▸ **WORK TO BE COMPLETED**: Could you reproduce the rows below, changing every "message-bubble-outgoing" to "sent-bubble" and leaving everything else unchanged?

(Dataset rows)

▼

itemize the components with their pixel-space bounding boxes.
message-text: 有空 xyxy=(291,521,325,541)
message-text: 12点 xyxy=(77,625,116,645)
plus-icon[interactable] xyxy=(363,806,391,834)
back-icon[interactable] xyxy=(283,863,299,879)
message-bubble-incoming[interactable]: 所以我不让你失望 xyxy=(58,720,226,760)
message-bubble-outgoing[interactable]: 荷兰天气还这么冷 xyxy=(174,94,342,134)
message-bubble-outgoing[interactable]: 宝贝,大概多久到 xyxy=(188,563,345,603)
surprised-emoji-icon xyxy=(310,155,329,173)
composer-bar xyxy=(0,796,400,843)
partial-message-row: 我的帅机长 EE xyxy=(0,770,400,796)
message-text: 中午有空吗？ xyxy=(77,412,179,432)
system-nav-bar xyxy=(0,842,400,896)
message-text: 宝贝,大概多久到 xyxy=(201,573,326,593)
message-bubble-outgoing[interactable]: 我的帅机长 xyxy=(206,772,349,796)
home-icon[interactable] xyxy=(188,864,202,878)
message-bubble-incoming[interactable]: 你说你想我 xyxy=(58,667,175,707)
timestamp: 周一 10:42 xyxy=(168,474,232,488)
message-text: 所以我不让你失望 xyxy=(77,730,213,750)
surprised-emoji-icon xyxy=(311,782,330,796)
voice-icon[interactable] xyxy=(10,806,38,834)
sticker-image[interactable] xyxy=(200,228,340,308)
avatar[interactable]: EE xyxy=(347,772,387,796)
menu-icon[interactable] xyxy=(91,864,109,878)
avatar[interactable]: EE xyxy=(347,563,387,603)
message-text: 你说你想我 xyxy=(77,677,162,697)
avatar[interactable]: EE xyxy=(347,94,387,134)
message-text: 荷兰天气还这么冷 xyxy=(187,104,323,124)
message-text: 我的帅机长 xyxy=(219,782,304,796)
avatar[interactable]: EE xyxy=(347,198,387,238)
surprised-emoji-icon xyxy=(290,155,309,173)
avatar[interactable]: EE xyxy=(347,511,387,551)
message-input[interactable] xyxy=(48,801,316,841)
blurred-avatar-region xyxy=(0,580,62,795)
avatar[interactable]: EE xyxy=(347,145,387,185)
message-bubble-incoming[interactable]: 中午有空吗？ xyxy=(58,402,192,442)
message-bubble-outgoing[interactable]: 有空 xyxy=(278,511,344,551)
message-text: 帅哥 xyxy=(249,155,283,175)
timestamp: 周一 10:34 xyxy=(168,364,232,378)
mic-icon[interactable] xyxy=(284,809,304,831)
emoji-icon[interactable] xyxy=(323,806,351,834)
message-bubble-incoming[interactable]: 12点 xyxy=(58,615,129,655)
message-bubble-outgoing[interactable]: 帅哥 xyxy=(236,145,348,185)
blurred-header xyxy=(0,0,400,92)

▲

▸ **SOLUTION FOR THIS PROBLEM**:
itemize the components with their pixel-space bounding boxes.
message-text: 有空 xyxy=(291,521,325,541)
message-text: 12点 xyxy=(77,625,116,645)
plus-icon[interactable] xyxy=(363,806,391,834)
back-icon[interactable] xyxy=(283,863,299,879)
message-bubble-incoming[interactable]: 所以我不让你失望 xyxy=(58,720,226,760)
sent-bubble[interactable]: 荷兰天气还这么冷 xyxy=(174,94,342,134)
sent-bubble[interactable]: 宝贝,大概多久到 xyxy=(188,563,345,603)
surprised-emoji-icon xyxy=(310,155,329,173)
composer-bar xyxy=(0,796,400,843)
partial-message-row: 我的帅机长 EE xyxy=(0,770,400,796)
message-text: 中午有空吗？ xyxy=(77,412,179,432)
system-nav-bar xyxy=(0,842,400,896)
message-text: 宝贝,大概多久到 xyxy=(201,573,326,593)
sent-bubble[interactable]: 我的帅机长 xyxy=(206,772,349,796)
home-icon[interactable] xyxy=(188,864,202,878)
message-bubble-incoming[interactable]: 你说你想我 xyxy=(58,667,175,707)
timestamp: 周一 10:42 xyxy=(168,474,232,488)
message-text: 所以我不让你失望 xyxy=(77,730,213,750)
surprised-emoji-icon xyxy=(311,782,330,796)
voice-icon[interactable] xyxy=(10,806,38,834)
sticker-image[interactable] xyxy=(200,228,340,308)
avatar[interactable]: EE xyxy=(347,772,387,796)
menu-icon[interactable] xyxy=(91,864,109,878)
avatar[interactable]: EE xyxy=(347,563,387,603)
message-text: 你说你想我 xyxy=(77,677,162,697)
avatar[interactable]: EE xyxy=(347,94,387,134)
message-text: 荷兰天气还这么冷 xyxy=(187,104,323,124)
message-text: 我的帅机长 xyxy=(219,782,304,796)
avatar[interactable]: EE xyxy=(347,198,387,238)
surprised-emoji-icon xyxy=(290,155,309,173)
avatar[interactable]: EE xyxy=(347,511,387,551)
message-input[interactable] xyxy=(48,801,316,841)
blurred-avatar-region xyxy=(0,580,62,795)
avatar[interactable]: EE xyxy=(347,145,387,185)
message-bubble-incoming[interactable]: 中午有空吗？ xyxy=(58,402,192,442)
sent-bubble[interactable]: 有空 xyxy=(278,511,344,551)
message-text: 帅哥 xyxy=(249,155,283,175)
timestamp: 周一 10:34 xyxy=(168,364,232,378)
mic-icon[interactable] xyxy=(284,809,304,831)
emoji-icon[interactable] xyxy=(323,806,351,834)
message-bubble-incoming[interactable]: 12点 xyxy=(58,615,129,655)
sent-bubble[interactable]: 帅哥 xyxy=(236,145,348,185)
blurred-header xyxy=(0,0,400,92)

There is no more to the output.